● Your objective
Report how many lines of the listing below include the word "that". Give nothing but the number.

● Listing
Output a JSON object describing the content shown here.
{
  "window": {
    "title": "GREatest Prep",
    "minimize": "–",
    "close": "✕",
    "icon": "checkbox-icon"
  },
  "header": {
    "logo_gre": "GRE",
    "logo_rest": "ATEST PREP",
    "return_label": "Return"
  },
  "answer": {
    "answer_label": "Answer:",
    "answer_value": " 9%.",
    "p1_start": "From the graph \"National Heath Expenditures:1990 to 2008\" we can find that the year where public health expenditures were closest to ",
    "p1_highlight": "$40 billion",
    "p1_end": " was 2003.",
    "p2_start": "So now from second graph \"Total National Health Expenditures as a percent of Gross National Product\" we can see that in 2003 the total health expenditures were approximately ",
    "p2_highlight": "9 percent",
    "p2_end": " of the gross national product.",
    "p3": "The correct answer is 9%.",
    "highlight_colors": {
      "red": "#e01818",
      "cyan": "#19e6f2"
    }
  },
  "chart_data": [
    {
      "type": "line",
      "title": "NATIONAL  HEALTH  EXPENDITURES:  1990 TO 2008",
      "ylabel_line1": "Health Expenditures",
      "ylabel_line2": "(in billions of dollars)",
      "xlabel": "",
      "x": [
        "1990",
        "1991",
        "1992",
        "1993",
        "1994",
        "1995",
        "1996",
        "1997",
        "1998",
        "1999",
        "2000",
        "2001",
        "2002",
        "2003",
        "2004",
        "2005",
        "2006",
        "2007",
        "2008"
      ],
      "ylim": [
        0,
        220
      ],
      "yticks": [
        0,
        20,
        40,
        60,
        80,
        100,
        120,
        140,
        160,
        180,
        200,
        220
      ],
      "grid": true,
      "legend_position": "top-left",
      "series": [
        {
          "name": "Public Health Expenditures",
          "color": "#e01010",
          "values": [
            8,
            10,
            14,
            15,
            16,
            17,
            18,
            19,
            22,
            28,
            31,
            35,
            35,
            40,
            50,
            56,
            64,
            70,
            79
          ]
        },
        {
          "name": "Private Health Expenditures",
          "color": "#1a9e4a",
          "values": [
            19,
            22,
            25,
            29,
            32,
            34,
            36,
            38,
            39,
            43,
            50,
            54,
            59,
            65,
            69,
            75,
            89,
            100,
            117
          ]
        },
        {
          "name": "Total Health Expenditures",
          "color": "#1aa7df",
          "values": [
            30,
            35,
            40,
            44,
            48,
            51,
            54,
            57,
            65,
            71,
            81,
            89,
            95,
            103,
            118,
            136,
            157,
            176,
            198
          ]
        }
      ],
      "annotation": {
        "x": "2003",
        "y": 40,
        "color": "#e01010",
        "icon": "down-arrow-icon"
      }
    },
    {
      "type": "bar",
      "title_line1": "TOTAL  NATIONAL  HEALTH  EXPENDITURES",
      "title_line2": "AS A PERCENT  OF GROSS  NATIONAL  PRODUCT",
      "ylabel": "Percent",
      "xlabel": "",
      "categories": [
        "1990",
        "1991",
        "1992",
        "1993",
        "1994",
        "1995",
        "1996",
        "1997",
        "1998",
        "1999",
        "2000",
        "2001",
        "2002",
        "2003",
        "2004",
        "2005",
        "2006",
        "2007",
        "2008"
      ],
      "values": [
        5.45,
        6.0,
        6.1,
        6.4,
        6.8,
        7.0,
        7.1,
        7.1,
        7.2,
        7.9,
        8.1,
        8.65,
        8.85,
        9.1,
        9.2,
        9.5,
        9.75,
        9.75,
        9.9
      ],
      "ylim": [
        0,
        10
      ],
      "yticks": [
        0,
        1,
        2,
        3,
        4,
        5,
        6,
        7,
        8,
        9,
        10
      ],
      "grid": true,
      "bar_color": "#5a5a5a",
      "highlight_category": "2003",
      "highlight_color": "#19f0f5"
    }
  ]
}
...
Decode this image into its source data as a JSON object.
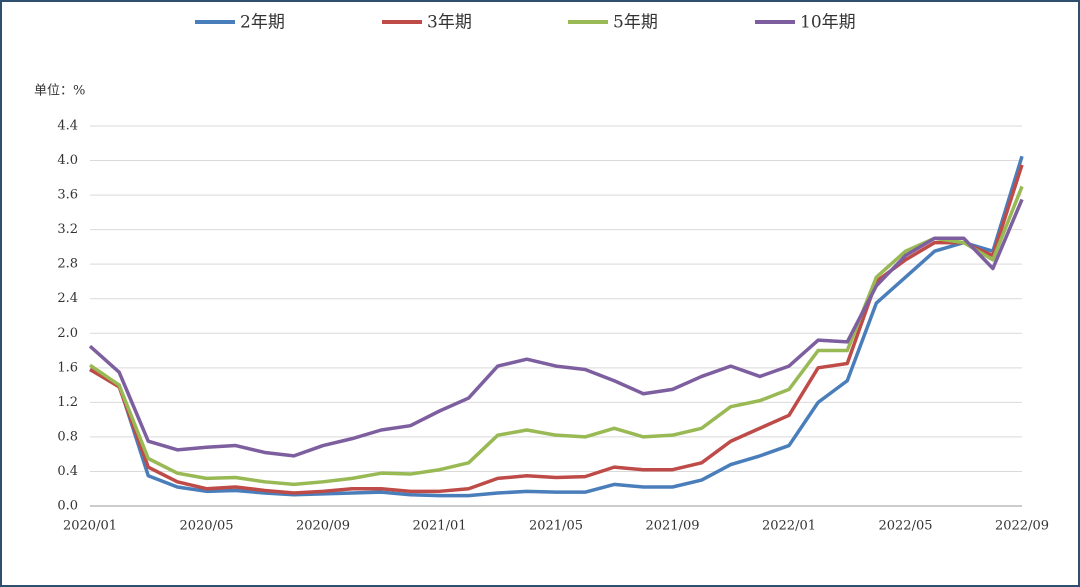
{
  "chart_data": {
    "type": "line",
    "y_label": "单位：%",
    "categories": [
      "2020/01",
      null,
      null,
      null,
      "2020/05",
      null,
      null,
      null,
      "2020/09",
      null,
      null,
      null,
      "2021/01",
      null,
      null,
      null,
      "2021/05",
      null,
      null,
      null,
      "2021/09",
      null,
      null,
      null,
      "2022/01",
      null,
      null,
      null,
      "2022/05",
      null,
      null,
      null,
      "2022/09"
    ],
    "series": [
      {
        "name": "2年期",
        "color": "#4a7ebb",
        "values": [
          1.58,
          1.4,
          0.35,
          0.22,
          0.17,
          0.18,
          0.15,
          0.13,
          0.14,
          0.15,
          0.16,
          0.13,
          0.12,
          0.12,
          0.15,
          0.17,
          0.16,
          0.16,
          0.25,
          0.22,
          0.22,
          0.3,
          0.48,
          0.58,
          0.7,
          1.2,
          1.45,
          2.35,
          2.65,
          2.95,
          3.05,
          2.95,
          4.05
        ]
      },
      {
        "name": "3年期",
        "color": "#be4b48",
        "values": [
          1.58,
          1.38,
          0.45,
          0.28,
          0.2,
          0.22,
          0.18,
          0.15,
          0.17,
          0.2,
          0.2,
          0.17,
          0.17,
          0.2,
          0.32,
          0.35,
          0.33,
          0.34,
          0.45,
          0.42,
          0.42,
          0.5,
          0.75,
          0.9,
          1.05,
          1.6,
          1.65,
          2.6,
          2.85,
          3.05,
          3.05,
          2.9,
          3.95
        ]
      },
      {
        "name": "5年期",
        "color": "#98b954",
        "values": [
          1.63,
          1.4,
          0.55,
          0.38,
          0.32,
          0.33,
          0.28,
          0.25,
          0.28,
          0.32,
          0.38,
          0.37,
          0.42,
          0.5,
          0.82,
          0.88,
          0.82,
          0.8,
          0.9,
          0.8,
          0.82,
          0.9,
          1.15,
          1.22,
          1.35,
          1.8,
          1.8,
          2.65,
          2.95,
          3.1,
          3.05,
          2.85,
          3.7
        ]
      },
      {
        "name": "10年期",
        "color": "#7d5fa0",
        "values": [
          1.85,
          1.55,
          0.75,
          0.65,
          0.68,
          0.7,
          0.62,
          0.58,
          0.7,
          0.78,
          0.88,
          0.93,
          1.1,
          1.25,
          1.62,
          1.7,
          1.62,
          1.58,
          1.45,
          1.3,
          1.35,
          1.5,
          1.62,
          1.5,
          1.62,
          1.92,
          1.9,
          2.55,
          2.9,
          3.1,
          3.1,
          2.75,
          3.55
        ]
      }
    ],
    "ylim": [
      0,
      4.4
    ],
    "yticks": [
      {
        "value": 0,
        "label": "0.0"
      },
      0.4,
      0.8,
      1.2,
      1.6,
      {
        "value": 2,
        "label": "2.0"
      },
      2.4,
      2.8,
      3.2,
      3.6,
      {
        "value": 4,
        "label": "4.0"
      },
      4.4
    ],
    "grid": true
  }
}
---
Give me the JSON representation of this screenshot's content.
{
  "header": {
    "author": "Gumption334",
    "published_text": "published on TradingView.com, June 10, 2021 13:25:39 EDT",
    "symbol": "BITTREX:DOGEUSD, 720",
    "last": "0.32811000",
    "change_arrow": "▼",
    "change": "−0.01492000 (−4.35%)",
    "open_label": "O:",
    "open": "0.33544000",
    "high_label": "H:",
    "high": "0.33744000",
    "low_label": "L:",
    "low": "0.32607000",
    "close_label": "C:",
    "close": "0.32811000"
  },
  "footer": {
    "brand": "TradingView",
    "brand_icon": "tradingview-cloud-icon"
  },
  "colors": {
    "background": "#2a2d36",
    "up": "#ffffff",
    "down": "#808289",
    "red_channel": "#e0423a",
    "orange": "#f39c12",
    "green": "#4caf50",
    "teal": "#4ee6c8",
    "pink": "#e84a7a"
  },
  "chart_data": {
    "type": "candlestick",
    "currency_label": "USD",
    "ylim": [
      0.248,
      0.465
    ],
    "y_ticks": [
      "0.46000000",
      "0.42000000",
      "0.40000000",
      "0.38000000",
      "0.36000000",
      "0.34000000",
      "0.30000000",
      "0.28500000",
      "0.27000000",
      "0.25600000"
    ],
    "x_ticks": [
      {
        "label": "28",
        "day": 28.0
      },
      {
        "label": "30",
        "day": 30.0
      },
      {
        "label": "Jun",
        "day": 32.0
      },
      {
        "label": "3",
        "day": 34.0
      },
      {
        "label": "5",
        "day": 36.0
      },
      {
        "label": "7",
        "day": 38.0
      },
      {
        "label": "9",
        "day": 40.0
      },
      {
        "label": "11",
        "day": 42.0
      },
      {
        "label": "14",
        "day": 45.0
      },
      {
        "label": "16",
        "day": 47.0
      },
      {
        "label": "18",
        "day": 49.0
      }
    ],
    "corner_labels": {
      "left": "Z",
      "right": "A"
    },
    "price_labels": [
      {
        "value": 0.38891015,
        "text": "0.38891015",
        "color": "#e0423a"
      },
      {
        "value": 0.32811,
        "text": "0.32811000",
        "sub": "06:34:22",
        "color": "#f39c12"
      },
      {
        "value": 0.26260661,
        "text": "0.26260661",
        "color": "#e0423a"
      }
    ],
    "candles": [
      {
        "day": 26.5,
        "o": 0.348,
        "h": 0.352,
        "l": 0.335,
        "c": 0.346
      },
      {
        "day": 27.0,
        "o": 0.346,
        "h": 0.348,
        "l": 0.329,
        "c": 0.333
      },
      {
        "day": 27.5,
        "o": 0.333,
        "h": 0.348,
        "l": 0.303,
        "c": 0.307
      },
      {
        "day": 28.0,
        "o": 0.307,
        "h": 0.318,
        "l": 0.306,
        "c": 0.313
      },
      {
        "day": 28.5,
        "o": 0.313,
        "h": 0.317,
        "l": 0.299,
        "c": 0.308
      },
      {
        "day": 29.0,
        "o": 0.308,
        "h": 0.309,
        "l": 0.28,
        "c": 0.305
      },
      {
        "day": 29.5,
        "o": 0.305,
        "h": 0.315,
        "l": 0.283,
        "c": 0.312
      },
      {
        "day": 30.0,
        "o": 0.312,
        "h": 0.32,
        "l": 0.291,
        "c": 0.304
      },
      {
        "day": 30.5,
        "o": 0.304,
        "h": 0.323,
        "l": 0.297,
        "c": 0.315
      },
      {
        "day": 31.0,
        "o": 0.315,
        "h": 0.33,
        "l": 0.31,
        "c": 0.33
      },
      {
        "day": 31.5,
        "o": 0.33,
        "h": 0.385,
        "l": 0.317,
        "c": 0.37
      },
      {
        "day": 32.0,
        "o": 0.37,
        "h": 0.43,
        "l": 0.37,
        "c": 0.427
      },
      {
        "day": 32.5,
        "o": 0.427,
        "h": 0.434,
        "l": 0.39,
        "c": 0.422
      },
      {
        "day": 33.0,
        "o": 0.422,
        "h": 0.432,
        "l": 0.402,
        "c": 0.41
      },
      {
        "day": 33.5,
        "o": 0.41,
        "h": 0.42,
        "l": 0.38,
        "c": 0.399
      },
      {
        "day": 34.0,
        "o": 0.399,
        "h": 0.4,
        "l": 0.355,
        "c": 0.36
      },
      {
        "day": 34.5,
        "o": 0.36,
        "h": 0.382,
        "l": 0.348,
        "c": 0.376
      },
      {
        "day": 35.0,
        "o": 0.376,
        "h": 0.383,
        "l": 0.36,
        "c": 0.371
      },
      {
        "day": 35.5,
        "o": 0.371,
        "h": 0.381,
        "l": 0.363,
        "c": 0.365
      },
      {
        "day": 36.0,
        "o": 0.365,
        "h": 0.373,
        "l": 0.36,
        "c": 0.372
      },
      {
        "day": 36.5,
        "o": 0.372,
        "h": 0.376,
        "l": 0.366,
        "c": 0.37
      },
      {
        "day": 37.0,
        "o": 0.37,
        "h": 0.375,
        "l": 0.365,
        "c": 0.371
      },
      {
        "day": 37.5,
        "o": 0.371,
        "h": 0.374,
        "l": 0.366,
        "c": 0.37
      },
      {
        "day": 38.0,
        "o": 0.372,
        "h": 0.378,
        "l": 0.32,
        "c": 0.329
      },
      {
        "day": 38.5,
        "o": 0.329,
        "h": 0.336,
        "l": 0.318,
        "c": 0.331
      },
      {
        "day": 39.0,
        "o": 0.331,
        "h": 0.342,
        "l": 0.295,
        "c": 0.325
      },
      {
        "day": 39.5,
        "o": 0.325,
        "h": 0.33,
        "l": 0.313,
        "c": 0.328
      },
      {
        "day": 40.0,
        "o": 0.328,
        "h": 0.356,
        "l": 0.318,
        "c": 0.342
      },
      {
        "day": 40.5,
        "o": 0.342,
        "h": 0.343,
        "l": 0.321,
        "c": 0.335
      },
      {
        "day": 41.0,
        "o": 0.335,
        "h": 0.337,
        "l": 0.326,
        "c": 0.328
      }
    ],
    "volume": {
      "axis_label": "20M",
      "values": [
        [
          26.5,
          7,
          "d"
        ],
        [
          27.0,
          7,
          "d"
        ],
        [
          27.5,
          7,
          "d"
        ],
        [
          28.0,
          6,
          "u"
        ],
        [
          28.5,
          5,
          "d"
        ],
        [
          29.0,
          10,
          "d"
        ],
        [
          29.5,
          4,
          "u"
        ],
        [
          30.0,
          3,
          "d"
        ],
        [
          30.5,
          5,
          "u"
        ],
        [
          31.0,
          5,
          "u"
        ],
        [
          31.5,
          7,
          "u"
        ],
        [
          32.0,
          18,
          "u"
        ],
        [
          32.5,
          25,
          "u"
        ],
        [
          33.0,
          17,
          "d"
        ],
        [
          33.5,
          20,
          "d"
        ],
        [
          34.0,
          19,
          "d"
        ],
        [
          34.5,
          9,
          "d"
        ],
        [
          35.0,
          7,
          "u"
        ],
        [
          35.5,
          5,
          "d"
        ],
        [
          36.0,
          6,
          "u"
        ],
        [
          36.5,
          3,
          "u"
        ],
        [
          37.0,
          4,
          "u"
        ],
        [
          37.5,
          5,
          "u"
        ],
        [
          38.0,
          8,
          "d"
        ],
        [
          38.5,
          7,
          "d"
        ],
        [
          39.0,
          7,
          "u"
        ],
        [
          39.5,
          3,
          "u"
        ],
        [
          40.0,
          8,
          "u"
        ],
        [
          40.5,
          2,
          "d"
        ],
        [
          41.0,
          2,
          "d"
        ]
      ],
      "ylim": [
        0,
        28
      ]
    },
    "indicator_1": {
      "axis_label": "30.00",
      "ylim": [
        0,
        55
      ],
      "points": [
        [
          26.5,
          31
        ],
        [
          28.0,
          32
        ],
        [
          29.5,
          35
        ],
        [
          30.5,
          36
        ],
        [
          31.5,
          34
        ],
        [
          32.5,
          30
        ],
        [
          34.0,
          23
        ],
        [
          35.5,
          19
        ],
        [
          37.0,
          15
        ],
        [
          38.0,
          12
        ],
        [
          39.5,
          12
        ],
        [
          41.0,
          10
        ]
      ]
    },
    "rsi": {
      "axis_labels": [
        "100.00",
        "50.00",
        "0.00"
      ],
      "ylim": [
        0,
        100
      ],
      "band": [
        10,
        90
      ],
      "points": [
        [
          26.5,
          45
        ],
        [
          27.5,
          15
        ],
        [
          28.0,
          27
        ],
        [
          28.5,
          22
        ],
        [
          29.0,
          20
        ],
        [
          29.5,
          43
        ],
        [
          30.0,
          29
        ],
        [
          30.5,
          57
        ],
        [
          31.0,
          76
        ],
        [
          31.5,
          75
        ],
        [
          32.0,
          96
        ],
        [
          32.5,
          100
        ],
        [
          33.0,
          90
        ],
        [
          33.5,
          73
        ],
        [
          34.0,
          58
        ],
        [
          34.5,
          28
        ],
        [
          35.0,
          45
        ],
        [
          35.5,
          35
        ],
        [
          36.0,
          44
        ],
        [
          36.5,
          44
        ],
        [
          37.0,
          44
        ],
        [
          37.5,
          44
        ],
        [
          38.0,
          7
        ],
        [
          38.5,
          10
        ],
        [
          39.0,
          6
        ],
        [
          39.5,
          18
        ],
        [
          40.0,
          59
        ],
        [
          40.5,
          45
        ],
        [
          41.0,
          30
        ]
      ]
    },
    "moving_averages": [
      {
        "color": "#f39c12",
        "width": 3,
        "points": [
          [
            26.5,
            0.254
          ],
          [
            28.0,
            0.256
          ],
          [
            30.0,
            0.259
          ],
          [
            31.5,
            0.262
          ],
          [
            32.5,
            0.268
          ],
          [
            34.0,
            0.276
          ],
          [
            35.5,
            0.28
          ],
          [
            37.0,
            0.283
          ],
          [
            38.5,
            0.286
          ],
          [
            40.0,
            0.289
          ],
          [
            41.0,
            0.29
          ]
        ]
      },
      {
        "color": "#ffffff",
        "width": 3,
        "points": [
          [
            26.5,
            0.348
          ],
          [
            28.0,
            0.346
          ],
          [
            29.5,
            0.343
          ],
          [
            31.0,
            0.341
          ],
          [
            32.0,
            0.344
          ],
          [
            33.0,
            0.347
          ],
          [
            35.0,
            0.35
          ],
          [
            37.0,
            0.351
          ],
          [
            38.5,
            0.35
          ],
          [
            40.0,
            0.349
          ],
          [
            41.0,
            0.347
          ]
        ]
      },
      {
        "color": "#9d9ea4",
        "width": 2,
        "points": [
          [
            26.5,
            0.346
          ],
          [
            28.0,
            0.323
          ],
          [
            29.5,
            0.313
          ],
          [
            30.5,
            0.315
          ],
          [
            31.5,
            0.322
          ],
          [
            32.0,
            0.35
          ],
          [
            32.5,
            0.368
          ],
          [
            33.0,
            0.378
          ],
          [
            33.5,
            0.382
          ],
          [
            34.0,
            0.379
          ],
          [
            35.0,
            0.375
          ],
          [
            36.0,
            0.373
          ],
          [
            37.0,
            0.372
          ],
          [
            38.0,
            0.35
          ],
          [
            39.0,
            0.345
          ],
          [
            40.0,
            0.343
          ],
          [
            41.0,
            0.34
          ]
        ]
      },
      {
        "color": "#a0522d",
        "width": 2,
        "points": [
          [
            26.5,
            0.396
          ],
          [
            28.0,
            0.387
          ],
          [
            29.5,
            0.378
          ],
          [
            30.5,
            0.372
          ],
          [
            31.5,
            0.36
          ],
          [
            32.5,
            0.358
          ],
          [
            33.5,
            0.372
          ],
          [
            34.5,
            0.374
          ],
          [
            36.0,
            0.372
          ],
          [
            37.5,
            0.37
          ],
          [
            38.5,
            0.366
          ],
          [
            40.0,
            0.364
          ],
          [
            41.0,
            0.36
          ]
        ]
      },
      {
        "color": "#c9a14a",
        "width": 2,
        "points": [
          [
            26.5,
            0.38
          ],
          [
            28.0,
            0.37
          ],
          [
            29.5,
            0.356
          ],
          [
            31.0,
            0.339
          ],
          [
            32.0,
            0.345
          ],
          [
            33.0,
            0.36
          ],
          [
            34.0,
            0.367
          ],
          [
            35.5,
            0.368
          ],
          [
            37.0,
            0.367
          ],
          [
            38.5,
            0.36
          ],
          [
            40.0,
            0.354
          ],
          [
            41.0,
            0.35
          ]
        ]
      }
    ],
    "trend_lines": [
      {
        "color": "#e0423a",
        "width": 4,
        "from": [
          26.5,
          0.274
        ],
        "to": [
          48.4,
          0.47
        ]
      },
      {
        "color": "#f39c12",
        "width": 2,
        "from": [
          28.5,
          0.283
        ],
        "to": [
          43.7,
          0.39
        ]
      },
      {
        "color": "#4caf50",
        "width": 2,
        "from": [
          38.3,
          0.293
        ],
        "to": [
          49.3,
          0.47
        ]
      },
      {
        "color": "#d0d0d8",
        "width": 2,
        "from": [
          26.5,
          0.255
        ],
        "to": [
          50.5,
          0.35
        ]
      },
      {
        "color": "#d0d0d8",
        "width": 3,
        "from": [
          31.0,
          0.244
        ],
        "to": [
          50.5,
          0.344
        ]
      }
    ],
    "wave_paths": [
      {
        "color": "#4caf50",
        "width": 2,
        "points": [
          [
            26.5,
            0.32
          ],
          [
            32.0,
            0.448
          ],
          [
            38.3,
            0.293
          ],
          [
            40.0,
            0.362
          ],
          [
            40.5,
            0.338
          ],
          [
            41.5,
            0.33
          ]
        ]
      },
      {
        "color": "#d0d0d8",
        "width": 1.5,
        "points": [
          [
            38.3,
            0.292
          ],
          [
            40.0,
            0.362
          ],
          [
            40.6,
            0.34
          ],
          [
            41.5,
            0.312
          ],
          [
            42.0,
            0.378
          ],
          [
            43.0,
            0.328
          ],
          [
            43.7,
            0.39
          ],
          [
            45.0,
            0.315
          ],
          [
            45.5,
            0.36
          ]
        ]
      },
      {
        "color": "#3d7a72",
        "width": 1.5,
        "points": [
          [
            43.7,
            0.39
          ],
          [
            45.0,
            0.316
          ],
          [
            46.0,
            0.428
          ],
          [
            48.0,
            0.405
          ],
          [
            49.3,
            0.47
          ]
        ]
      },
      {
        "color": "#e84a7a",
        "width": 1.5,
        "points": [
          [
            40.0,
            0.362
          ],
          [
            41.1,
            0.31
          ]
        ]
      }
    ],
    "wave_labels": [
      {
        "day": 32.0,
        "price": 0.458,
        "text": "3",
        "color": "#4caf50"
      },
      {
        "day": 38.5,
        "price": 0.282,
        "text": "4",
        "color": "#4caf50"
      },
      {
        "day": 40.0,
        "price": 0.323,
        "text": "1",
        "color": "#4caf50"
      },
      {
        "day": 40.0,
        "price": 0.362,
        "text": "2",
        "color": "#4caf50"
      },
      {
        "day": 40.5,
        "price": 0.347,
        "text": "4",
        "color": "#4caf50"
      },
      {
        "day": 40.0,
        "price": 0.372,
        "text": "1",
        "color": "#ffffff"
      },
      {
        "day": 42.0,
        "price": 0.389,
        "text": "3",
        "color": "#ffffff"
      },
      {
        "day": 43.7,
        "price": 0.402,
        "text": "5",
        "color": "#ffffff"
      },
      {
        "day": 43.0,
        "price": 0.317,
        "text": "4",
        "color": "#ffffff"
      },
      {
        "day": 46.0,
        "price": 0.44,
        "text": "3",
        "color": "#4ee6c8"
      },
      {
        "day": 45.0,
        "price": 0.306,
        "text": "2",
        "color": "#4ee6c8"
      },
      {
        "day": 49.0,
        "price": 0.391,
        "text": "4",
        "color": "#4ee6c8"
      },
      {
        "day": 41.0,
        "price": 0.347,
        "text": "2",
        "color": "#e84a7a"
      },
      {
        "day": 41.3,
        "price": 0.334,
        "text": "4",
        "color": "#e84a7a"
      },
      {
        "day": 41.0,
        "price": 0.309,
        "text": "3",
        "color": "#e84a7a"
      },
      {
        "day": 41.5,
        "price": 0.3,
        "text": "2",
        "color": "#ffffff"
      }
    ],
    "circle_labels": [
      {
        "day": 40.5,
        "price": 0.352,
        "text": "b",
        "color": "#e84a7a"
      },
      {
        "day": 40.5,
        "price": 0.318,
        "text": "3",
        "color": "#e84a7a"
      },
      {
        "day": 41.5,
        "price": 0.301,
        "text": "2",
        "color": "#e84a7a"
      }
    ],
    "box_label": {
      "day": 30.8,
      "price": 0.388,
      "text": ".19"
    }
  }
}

● Answer to this exercise
2